Task instructions –
Search the material for the string "xlabel" and copy each line where it occurs.

[BEGIN Provided records]

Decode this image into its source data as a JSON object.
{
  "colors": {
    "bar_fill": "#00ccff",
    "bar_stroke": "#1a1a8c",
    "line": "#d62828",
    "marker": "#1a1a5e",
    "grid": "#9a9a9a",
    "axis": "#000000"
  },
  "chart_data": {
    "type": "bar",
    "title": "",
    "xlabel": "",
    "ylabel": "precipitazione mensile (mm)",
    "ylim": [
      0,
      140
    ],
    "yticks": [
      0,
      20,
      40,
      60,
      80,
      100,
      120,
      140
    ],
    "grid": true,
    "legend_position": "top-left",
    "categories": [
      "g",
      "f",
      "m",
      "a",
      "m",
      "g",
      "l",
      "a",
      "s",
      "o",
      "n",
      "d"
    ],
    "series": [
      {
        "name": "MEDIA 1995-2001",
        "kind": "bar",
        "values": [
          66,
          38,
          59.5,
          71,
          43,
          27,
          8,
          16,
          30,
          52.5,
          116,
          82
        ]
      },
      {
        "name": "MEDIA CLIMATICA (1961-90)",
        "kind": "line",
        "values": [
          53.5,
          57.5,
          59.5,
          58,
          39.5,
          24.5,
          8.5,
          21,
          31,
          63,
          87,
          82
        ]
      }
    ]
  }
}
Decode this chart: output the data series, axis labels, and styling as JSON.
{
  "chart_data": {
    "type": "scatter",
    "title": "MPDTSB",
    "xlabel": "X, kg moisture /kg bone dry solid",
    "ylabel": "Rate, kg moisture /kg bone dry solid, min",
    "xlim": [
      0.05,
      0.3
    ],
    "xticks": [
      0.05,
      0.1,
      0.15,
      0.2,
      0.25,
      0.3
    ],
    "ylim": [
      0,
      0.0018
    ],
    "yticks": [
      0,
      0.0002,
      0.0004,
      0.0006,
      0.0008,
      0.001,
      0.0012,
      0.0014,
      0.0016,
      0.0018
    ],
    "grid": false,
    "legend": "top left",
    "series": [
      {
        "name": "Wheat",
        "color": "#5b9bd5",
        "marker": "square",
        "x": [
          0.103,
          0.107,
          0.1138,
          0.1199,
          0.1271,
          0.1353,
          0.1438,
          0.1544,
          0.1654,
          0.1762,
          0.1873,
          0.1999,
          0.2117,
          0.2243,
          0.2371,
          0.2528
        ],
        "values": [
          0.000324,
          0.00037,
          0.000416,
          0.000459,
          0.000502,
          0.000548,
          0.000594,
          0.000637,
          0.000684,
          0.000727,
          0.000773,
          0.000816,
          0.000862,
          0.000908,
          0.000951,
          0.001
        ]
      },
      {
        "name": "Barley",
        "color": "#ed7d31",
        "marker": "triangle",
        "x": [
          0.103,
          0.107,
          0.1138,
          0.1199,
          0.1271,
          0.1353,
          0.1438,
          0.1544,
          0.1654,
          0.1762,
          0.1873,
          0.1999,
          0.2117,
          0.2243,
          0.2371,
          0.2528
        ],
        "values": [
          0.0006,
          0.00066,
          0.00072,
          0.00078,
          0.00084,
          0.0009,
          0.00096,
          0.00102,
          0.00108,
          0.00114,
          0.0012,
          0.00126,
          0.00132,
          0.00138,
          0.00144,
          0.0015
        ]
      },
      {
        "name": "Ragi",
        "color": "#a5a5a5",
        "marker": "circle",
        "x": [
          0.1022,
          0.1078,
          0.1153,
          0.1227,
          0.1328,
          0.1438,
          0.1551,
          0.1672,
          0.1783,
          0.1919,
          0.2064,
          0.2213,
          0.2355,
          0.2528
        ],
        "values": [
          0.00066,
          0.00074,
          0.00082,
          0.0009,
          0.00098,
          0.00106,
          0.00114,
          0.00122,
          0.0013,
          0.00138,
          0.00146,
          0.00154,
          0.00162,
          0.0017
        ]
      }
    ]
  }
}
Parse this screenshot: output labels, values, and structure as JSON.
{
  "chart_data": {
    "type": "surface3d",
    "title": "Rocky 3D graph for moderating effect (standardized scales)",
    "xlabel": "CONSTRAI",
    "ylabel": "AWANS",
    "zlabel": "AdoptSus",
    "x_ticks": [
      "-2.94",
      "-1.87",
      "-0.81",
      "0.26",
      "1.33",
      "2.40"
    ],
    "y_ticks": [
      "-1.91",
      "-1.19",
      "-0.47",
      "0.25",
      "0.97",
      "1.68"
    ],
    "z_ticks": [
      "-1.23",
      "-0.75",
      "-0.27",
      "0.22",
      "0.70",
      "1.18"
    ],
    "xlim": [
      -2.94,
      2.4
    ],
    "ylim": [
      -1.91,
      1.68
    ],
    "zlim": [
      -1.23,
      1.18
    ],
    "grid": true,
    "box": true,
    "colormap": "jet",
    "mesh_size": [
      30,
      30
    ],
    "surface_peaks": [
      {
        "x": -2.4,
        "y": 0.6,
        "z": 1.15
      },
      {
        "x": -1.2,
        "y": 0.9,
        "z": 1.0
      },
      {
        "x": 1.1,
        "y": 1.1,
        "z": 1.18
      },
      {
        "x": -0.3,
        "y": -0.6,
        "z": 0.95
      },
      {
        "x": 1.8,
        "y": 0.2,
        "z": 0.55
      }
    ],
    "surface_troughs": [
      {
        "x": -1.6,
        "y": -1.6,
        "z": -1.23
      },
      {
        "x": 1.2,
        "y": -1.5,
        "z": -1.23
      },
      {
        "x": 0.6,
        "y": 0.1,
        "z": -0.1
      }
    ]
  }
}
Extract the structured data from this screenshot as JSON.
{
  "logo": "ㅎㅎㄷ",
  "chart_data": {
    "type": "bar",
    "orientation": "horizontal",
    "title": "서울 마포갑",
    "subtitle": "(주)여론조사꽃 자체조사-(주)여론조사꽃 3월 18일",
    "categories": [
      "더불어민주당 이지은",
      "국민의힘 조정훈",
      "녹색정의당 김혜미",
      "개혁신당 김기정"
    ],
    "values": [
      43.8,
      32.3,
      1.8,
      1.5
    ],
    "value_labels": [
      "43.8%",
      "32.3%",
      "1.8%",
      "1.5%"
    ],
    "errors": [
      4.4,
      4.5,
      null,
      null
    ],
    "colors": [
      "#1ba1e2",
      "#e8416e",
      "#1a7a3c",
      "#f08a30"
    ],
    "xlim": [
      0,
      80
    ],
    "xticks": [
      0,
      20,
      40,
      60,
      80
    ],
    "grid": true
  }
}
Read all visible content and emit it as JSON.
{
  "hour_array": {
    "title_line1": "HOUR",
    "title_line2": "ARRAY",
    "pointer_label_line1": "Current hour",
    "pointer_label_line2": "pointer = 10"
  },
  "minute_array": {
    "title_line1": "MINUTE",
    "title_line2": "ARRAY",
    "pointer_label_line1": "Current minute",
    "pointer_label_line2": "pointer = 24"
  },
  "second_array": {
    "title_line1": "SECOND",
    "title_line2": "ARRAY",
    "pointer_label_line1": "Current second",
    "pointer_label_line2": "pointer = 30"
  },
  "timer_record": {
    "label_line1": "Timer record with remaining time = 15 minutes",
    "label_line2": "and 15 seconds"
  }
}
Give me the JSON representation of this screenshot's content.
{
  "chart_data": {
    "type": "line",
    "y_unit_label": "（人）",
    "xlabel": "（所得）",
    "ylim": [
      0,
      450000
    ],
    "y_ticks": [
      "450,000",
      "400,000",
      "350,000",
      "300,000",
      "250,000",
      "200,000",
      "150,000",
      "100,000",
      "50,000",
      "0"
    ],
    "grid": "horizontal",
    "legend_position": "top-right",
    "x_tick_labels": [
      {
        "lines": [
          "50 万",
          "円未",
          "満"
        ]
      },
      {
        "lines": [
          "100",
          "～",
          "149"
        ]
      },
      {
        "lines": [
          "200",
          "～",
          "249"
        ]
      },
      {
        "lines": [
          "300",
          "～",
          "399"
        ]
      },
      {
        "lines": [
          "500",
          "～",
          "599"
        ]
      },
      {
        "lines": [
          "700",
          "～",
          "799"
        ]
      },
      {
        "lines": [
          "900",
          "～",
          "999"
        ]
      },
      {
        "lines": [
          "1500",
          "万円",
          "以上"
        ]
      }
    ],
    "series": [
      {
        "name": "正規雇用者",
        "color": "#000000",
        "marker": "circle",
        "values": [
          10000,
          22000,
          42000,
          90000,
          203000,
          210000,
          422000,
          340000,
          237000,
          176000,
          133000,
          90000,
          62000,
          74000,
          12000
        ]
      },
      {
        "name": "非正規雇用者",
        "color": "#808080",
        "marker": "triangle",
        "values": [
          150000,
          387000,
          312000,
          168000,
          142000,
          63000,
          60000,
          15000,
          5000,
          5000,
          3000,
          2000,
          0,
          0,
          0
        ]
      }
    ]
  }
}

[END Provided records]

Correct response –
    "xlabel": "",
    "xlabel": "X, kg moisture /kg bone dry solid",
    "xlabel": "CONSTRAI",
    "xlabel": "（所得）",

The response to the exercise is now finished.